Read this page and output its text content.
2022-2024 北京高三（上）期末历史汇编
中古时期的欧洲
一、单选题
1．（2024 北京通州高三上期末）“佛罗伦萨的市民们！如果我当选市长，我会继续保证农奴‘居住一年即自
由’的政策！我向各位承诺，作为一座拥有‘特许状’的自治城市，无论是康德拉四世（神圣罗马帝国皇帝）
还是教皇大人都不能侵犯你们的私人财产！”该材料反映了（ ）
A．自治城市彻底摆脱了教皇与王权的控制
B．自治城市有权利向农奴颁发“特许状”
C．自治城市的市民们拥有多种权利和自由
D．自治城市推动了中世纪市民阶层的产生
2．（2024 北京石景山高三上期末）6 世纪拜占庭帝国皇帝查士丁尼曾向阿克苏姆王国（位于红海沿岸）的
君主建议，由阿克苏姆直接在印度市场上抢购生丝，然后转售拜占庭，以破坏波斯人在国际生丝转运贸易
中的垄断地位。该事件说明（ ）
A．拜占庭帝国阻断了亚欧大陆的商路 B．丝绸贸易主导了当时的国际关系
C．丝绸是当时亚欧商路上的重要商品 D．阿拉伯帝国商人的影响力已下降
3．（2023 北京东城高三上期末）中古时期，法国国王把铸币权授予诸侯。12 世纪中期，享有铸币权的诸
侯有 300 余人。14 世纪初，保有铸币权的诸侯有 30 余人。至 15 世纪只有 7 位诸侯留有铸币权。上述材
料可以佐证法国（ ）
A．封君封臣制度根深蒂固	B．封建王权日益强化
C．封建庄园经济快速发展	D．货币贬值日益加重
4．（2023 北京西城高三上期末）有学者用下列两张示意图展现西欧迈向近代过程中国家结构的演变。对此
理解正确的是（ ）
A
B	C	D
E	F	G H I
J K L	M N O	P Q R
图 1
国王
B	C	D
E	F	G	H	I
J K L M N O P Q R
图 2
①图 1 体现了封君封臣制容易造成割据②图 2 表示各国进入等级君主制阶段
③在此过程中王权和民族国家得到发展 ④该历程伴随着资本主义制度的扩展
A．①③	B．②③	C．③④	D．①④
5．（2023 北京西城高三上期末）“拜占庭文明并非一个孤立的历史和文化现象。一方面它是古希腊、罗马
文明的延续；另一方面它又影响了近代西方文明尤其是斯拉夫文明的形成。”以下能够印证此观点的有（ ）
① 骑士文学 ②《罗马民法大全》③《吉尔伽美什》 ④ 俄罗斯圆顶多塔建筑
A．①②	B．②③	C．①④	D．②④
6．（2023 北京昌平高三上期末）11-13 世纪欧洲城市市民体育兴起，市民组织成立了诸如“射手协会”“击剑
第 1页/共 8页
= = = = =
■ **Problem description**
Gather from the data above every line with the string "北京西城高三上期末".

■ **Result**
4．（2023 北京西城高三上期末）有学者用下列两张示意图展现西欧迈向近代过程中国家结构的演变。对此
5．（2023 北京西城高三上期末）“拜占庭文明并非一个孤立的历史和文化现象。一方面它是古希腊、罗马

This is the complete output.